Task prompt: Each line below that contains "JSON" counts once; report the total and nothing more.

--- start of Extracted entries ---

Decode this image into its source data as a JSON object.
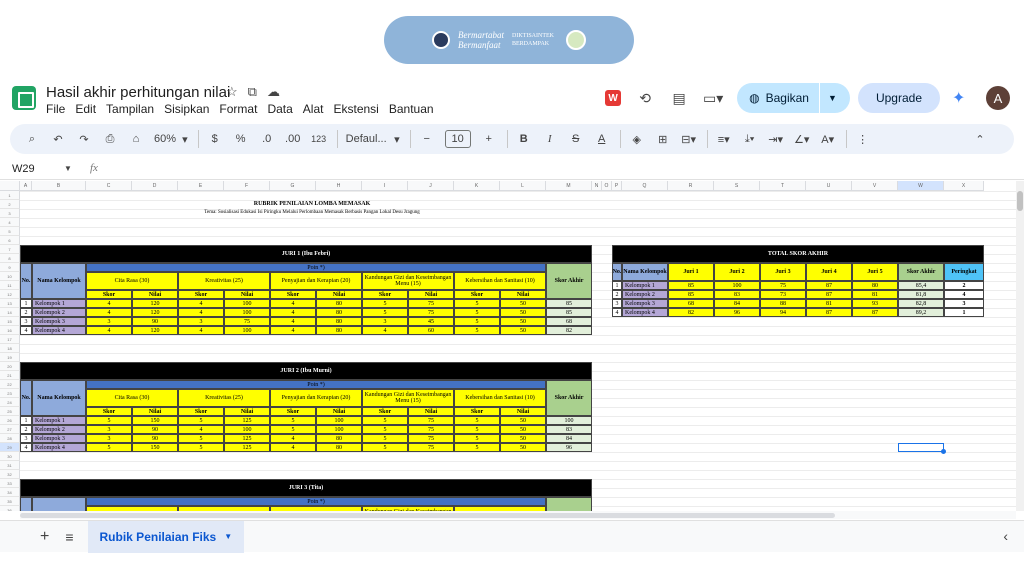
{
  "banner": {
    "line1": "Bermartabat",
    "line2": "Bermanfaat",
    "line3": "DIKTISAINTEK BERDAMPAK"
  },
  "doc": {
    "title": "Hasil akhir perhitungan nilai"
  },
  "menus": [
    "File",
    "Edit",
    "Tampilan",
    "Sisipkan",
    "Format",
    "Data",
    "Alat",
    "Ekstensi",
    "Bantuan"
  ],
  "actions": {
    "share": "Bagikan",
    "upgrade": "Upgrade",
    "avatar": "A"
  },
  "toolbar": {
    "zoom": "60%",
    "currency": "$",
    "percent": "%",
    "dec_dec": ".0",
    "dec_inc": ".00",
    "numfmt": "123",
    "font": "Defaul...",
    "size": "10",
    "bold": "B",
    "italic": "I",
    "strike": "S",
    "textcolor": "A"
  },
  "formula": {
    "cell": "W29",
    "fx": "fx"
  },
  "columns": [
    "A",
    "B",
    "C",
    "D",
    "E",
    "F",
    "G",
    "H",
    "I",
    "J",
    "K",
    "L",
    "M",
    "N",
    "O",
    "P",
    "Q",
    "R",
    "S",
    "T",
    "U",
    "V",
    "W",
    "X"
  ],
  "sheet": {
    "title": "RUBRIK PENILAIAN LOMBA MEMASAK",
    "subtitle": "Tema: Sosialisasi Edukasi Isi Piringku Melalui Perlombaan Memasak Berbasis Pangan Lokal Desu Jragung",
    "juri1": "JURI 1 (Ibu Febri)",
    "juri2": "JURI 2 (Ibu Murni)",
    "juri3": "JURI 3 (Tita)",
    "poin": "Poin *)",
    "no": "No.",
    "nama": "Nama Kelompok",
    "crit": [
      "Cita Rasa (30)",
      "Kreativitas (25)",
      "Penyajian dan Kerapian (20)",
      "Kandungan Gizi dan Keseimbangan Menu (15)",
      "Kebersihan dan Sanitasi (10)"
    ],
    "skor": "Skor",
    "nilai": "Nilai",
    "skor_akhir": "Skor Akhir",
    "groups": [
      "Kelompok 1",
      "Kelompok 2",
      "Kelompok 3",
      "Kelompok 4"
    ],
    "j1": [
      [
        "4",
        "120",
        "4",
        "100",
        "4",
        "80",
        "5",
        "75",
        "5",
        "50",
        "85"
      ],
      [
        "4",
        "120",
        "4",
        "100",
        "4",
        "80",
        "5",
        "75",
        "5",
        "50",
        "85"
      ],
      [
        "3",
        "90",
        "3",
        "75",
        "4",
        "80",
        "3",
        "45",
        "5",
        "50",
        "68"
      ],
      [
        "4",
        "120",
        "4",
        "100",
        "4",
        "80",
        "4",
        "60",
        "5",
        "50",
        "82"
      ]
    ],
    "j2": [
      [
        "5",
        "150",
        "5",
        "125",
        "5",
        "100",
        "5",
        "75",
        "5",
        "50",
        "100"
      ],
      [
        "3",
        "90",
        "4",
        "100",
        "5",
        "100",
        "5",
        "75",
        "5",
        "50",
        "83"
      ],
      [
        "3",
        "90",
        "5",
        "125",
        "4",
        "80",
        "5",
        "75",
        "5",
        "50",
        "84"
      ],
      [
        "5",
        "150",
        "5",
        "125",
        "4",
        "80",
        "5",
        "75",
        "5",
        "50",
        "96"
      ]
    ],
    "total": {
      "title": "TOTAL SKOR AKHIR",
      "heads": [
        "No.",
        "Nama Kelompok",
        "Juri 1",
        "Juri 2",
        "Juri 3",
        "Juri 4",
        "Juri 5",
        "Skor Akhir",
        "Peringkat"
      ],
      "rows": [
        [
          "1",
          "Kelompok 1",
          "85",
          "100",
          "75",
          "87",
          "80",
          "85,4",
          "2"
        ],
        [
          "2",
          "Kelompok 2",
          "85",
          "83",
          "73",
          "87",
          "81",
          "81,8",
          "4"
        ],
        [
          "3",
          "Kelompok 3",
          "68",
          "84",
          "88",
          "81",
          "93",
          "82,8",
          "3"
        ],
        [
          "4",
          "Kelompok 4",
          "82",
          "96",
          "94",
          "87",
          "87",
          "89,2",
          "1"
        ]
      ]
    }
  },
  "tabs": {
    "active": "Rubik Penilaian Fiks"
  },
  "colors": {
    "black": "#000000",
    "blue": "#4472c4",
    "yellow": "#ffff00",
    "purple": "#b4a7d6",
    "green": "#a9d08e"
  }
}
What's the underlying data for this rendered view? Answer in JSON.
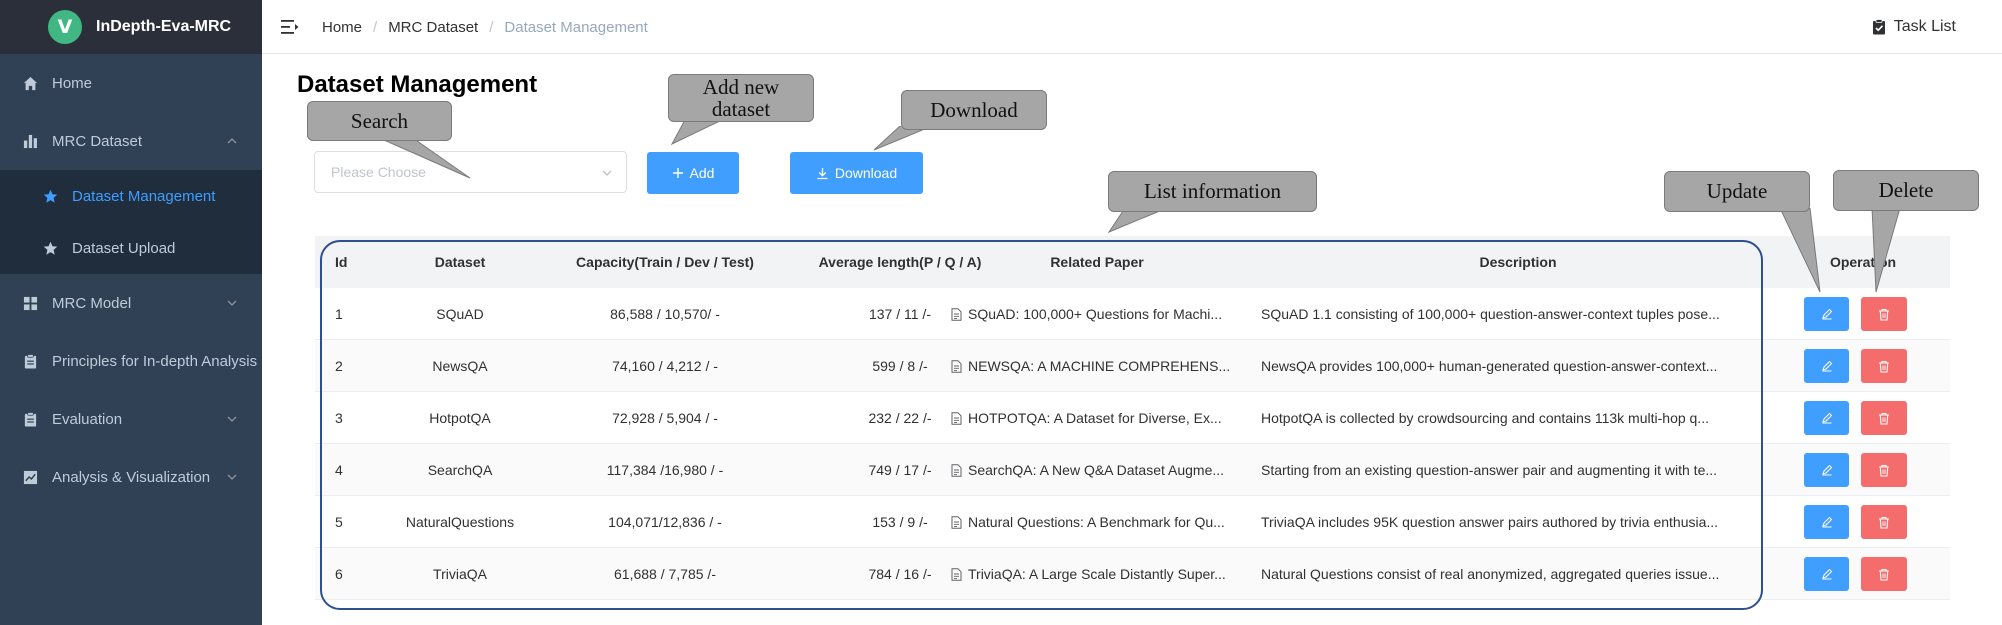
{
  "app": {
    "title": "InDepth-Eva-MRC",
    "logo_letter": "V",
    "accent": "#409eff",
    "sidebar_bg": "#304156"
  },
  "sidebar": {
    "items": [
      {
        "label": "Home",
        "icon": "home-icon"
      },
      {
        "label": "MRC Dataset",
        "icon": "bar-chart-icon",
        "expanded": true,
        "children": [
          {
            "label": "Dataset Management",
            "icon": "star-icon",
            "active": true
          },
          {
            "label": "Dataset Upload",
            "icon": "star-icon"
          }
        ]
      },
      {
        "label": "MRC Model",
        "icon": "grid-icon"
      },
      {
        "label": "Principles for In-depth Analysis",
        "icon": "clipboard-icon"
      },
      {
        "label": "Evaluation",
        "icon": "clipboard-icon"
      },
      {
        "label": "Analysis & Visualization",
        "icon": "trend-chart-icon"
      }
    ]
  },
  "header": {
    "breadcrumb": [
      "Home",
      "MRC Dataset",
      "Dataset Management"
    ],
    "task_list": "Task List"
  },
  "main": {
    "title": "Dataset Management",
    "search_placeholder": "Please Choose",
    "add_label": "Add",
    "download_label": "Download"
  },
  "table": {
    "columns": [
      "Id",
      "Dataset",
      "Capacity(Train / Dev / Test)",
      "Average length(P / Q / A)",
      "Related Paper",
      "Description",
      "Operation"
    ],
    "rows": [
      {
        "id": "1",
        "dataset": "SQuAD",
        "capacity": "86,588 / 10,570/ -",
        "avg": "137 / 11 /-",
        "paper": "SQuAD: 100,000+ Questions for Machi...",
        "desc": "SQuAD 1.1 consisting of 100,000+ question-answer-context tuples pose..."
      },
      {
        "id": "2",
        "dataset": "NewsQA",
        "capacity": "74,160 / 4,212 / -",
        "avg": "599 / 8 /-",
        "paper": "NEWSQA: A MACHINE COMPREHENS...",
        "desc": "NewsQA provides 100,000+ human-generated question-answer-context..."
      },
      {
        "id": "3",
        "dataset": "HotpotQA",
        "capacity": "72,928 / 5,904 / -",
        "avg": "232 / 22 /-",
        "paper": "HOTPOTQA: A Dataset for Diverse, Ex...",
        "desc": "HotpotQA is collected by crowdsourcing and contains 113k multi-hop q..."
      },
      {
        "id": "4",
        "dataset": "SearchQA",
        "capacity": "117,384 /16,980 / -",
        "avg": "749 / 17 /-",
        "paper": "SearchQA: A New Q&A Dataset Augme...",
        "desc": "Starting from an existing question-answer pair and augmenting it with te..."
      },
      {
        "id": "5",
        "dataset": "NaturalQuestions",
        "capacity": "104,071/12,836 / -",
        "avg": "153 / 9 /-",
        "paper": "Natural Questions: A Benchmark for Qu...",
        "desc": "TriviaQA includes 95K question answer pairs authored by trivia enthusia..."
      },
      {
        "id": "6",
        "dataset": "TriviaQA",
        "capacity": "61,688 / 7,785 /-",
        "avg": "784 / 16 /-",
        "paper": "TriviaQA: A Large Scale Distantly Super...",
        "desc": "Natural Questions consist of real anonymized, aggregated queries issue..."
      }
    ]
  },
  "callouts": {
    "search": "Search",
    "add": "Add new\ndataset",
    "download": "Download",
    "list": "List information",
    "update": "Update",
    "delete": "Delete"
  }
}
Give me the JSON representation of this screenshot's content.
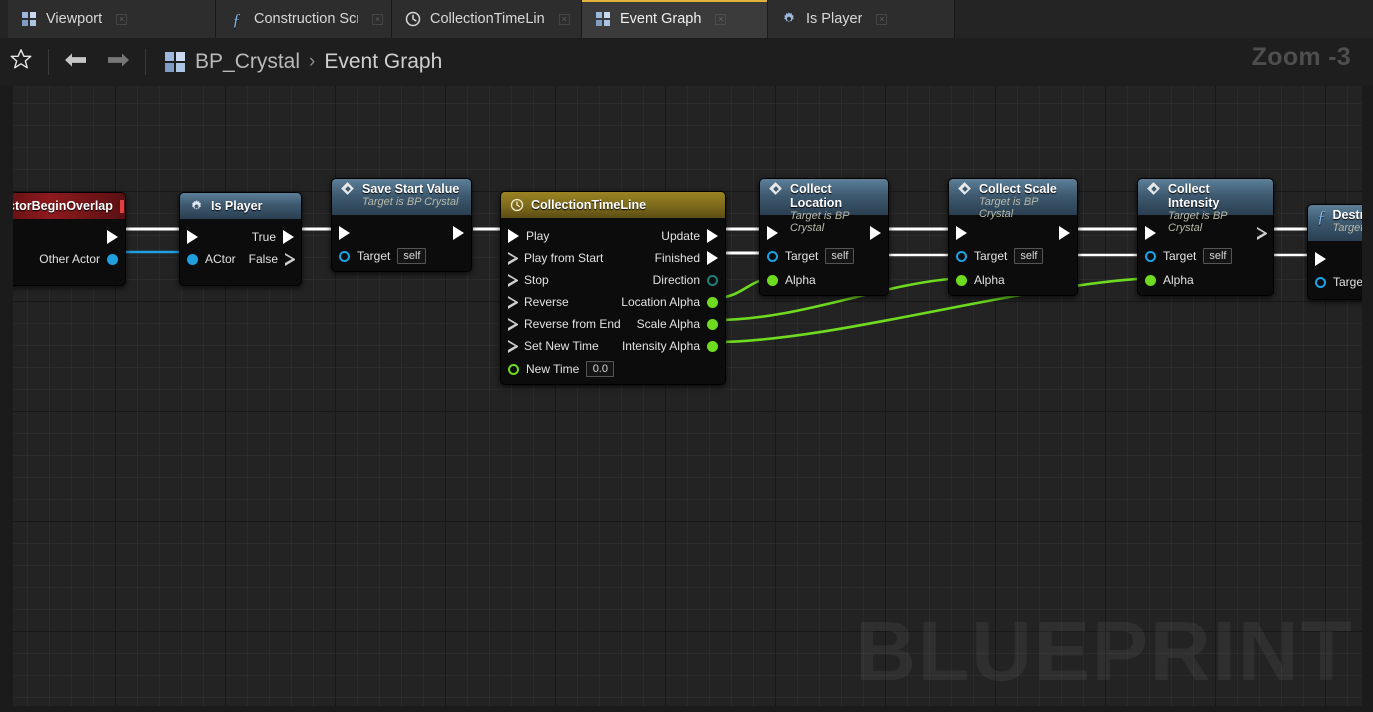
{
  "tabs": [
    {
      "label": "Viewport",
      "icon": "grid-icon",
      "active": false
    },
    {
      "label": "Construction Scrip",
      "icon": "function-icon",
      "active": false
    },
    {
      "label": "CollectionTimeLin",
      "icon": "clock-icon",
      "active": false
    },
    {
      "label": "Event Graph",
      "icon": "grid-icon",
      "active": true
    },
    {
      "label": "Is Player",
      "icon": "gear-icon",
      "active": false
    }
  ],
  "toolbar": {
    "favorite_icon": "star-icon",
    "back_icon": "arrow-left-icon",
    "forward_icon": "arrow-right-icon",
    "blueprint_icon": "grid-icon",
    "breadcrumb_root": "BP_Crystal",
    "breadcrumb_separator": "›",
    "breadcrumb_current": "Event Graph",
    "zoom_label": "Zoom -3"
  },
  "canvas": {
    "watermark": "BLUEPRINT",
    "accent_color": "#e3b23c",
    "exec_wire_color": "#ffffff",
    "data_wire_color": "#6fdb20",
    "object_wire_color": "#1f9fe0"
  },
  "nodes": {
    "actor_begin_overlap": {
      "title": "ctorBeginOverlap",
      "header_color": "#8d1a1e",
      "pins_out": [
        {
          "label": "",
          "type": "exec"
        },
        {
          "label": "Other Actor",
          "type": "object"
        }
      ]
    },
    "is_player": {
      "title": "Is Player",
      "icon": "gear-icon",
      "header_color": "#3e5a70",
      "pins_in": [
        {
          "label": "",
          "type": "exec"
        },
        {
          "label": "ACtor",
          "type": "object"
        }
      ],
      "pins_out": [
        {
          "label": "True",
          "type": "exec"
        },
        {
          "label": "False",
          "type": "exec"
        }
      ]
    },
    "save_start_value": {
      "title": "Save Start Value",
      "subtitle": "Target is BP Crystal",
      "icon": "diamond-icon",
      "header_color": "#3e5a70",
      "pins_in": [
        {
          "label": "",
          "type": "exec"
        },
        {
          "label": "Target",
          "type": "object",
          "value": "self"
        }
      ],
      "pins_out": [
        {
          "label": "",
          "type": "exec"
        }
      ]
    },
    "collection_timeline": {
      "title": "CollectionTimeLine",
      "icon": "clock-icon",
      "header_color": "#7f6c1c",
      "pins_in": [
        {
          "label": "Play",
          "type": "exec",
          "connected": true
        },
        {
          "label": "Play from Start",
          "type": "exec",
          "connected": false
        },
        {
          "label": "Stop",
          "type": "exec",
          "connected": false
        },
        {
          "label": "Reverse",
          "type": "exec",
          "connected": false
        },
        {
          "label": "Reverse from End",
          "type": "exec",
          "connected": false
        },
        {
          "label": "Set New Time",
          "type": "exec",
          "connected": false
        },
        {
          "label": "New Time",
          "type": "float",
          "value": "0.0"
        }
      ],
      "pins_out": [
        {
          "label": "Update",
          "type": "exec",
          "connected": true
        },
        {
          "label": "Finished",
          "type": "exec",
          "connected": true
        },
        {
          "label": "Direction",
          "type": "enum",
          "connected": false
        },
        {
          "label": "Location Alpha",
          "type": "float",
          "connected": true
        },
        {
          "label": "Scale Alpha",
          "type": "float",
          "connected": true
        },
        {
          "label": "Intensity Alpha",
          "type": "float",
          "connected": true
        }
      ]
    },
    "collect_location": {
      "title": "Collect Location",
      "subtitle": "Target is BP Crystal",
      "icon": "diamond-icon",
      "header_color": "#3e5a70",
      "pins_in": [
        {
          "label": "",
          "type": "exec"
        },
        {
          "label": "Target",
          "type": "object",
          "value": "self"
        },
        {
          "label": "Alpha",
          "type": "float"
        }
      ],
      "pins_out": [
        {
          "label": "",
          "type": "exec"
        }
      ]
    },
    "collect_scale": {
      "title": "Collect Scale",
      "subtitle": "Target is BP Crystal",
      "icon": "diamond-icon",
      "header_color": "#3e5a70",
      "pins_in": [
        {
          "label": "",
          "type": "exec"
        },
        {
          "label": "Target",
          "type": "object",
          "value": "self"
        },
        {
          "label": "Alpha",
          "type": "float"
        }
      ],
      "pins_out": [
        {
          "label": "",
          "type": "exec"
        }
      ]
    },
    "collect_intensity": {
      "title": "Collect Intensity",
      "subtitle": "Target is BP Crystal",
      "icon": "diamond-icon",
      "header_color": "#3e5a70",
      "pins_in": [
        {
          "label": "",
          "type": "exec"
        },
        {
          "label": "Target",
          "type": "object",
          "value": "self"
        },
        {
          "label": "Alpha",
          "type": "float"
        }
      ],
      "pins_out": [
        {
          "label": "",
          "type": "exec",
          "connected": false
        }
      ]
    },
    "destroy_actor": {
      "title": "Destroy",
      "subtitle": "Target is",
      "icon": "function-icon",
      "header_color": "#3e5a70",
      "pins_in": [
        {
          "label": "",
          "type": "exec"
        },
        {
          "label": "Target",
          "type": "object"
        }
      ]
    }
  }
}
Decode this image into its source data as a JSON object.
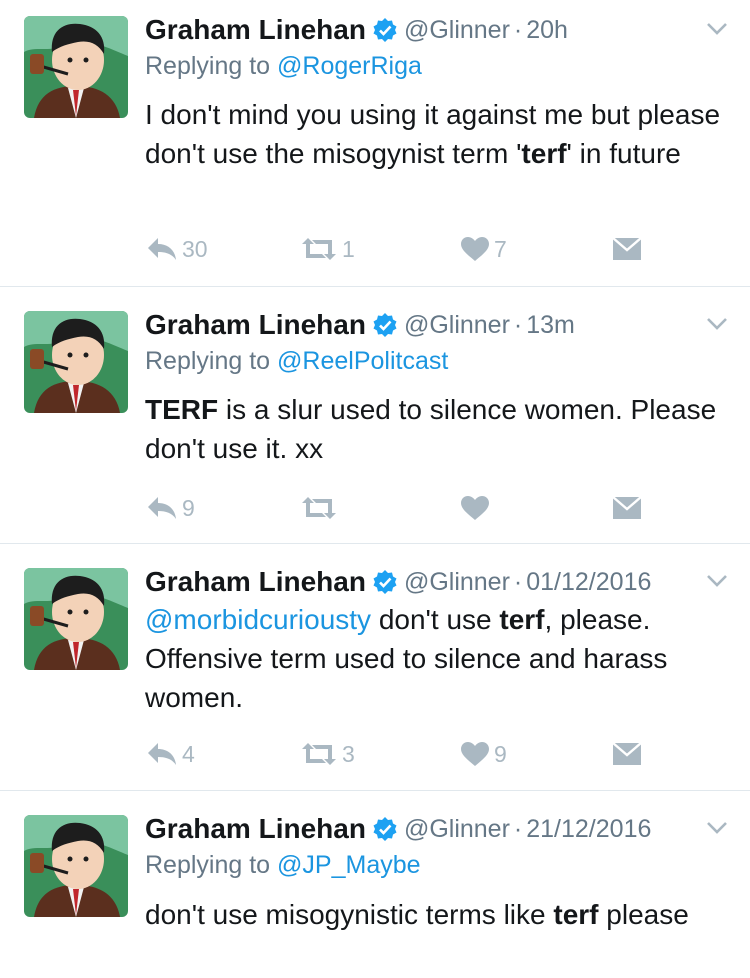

--- end of Extracted entries ---

Solution to this problem: 4